- **TASK DETAILS**
Below is a listing. Gather each line of it that contains "inscripción".

- **MATERIALS PROVIDED**
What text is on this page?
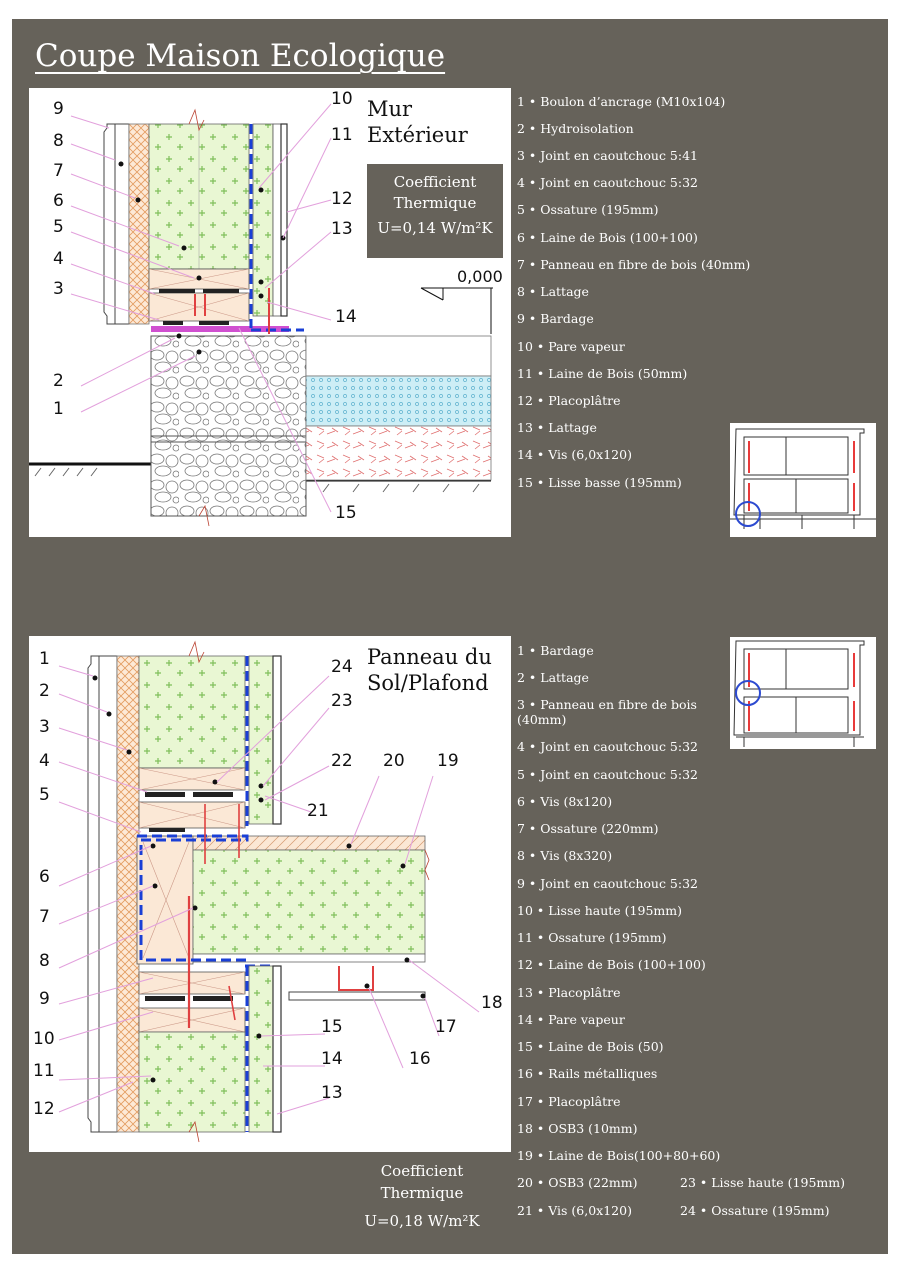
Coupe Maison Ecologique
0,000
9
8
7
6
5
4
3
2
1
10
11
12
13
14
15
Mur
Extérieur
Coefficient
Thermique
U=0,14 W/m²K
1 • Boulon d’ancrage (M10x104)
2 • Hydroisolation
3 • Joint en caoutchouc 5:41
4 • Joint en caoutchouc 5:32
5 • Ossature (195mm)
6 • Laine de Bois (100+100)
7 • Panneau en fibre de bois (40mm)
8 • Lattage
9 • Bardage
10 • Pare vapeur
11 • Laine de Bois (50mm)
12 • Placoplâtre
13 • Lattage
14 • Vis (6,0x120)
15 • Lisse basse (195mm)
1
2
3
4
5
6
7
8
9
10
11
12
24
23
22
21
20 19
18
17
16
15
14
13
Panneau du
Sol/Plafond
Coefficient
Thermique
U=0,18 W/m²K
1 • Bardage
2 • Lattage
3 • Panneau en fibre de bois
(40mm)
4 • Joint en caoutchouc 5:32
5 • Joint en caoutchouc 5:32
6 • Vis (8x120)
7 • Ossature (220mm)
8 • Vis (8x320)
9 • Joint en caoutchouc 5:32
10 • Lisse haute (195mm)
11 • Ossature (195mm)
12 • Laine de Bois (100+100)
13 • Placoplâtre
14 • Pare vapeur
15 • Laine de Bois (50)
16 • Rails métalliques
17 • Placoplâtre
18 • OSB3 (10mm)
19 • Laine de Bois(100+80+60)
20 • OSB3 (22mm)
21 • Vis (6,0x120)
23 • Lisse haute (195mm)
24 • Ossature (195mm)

---

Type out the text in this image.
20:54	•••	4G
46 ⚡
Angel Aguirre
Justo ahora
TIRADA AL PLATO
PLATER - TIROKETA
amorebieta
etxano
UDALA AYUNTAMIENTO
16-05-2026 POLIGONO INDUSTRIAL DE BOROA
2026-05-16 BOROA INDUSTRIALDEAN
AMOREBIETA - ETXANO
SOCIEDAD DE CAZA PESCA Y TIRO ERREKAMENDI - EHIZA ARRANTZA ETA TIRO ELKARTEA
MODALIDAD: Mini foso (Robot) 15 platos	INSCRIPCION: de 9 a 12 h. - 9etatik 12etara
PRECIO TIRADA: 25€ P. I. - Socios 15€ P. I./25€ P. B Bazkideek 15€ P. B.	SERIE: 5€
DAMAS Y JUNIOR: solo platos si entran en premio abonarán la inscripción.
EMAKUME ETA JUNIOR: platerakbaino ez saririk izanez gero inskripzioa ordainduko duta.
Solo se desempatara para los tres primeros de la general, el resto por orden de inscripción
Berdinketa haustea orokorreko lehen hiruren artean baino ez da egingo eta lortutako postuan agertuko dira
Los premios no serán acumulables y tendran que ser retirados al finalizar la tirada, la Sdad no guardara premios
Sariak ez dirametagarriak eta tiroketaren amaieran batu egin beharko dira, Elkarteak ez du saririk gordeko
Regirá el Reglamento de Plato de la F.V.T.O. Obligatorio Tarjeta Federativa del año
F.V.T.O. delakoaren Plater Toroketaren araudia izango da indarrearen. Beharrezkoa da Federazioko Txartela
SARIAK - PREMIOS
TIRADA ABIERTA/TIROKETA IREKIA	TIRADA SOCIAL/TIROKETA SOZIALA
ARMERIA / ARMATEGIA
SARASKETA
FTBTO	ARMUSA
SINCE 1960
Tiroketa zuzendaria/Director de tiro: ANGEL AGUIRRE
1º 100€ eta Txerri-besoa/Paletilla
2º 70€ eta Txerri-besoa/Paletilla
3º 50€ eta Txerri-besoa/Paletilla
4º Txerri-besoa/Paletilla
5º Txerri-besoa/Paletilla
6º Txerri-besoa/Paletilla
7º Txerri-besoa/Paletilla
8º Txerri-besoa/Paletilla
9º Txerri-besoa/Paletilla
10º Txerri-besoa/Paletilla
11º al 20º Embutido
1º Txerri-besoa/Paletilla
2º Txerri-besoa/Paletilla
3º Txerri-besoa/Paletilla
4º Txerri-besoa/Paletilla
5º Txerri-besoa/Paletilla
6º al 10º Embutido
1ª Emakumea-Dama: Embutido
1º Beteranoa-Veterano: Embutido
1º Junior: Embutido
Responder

- **RIGHT ANSWER**
DAMAS Y JUNIOR: solo platos si entran en premio abonarán la inscripción.
Solo se desempatara para los tres primeros de la general, el resto por orden de inscripción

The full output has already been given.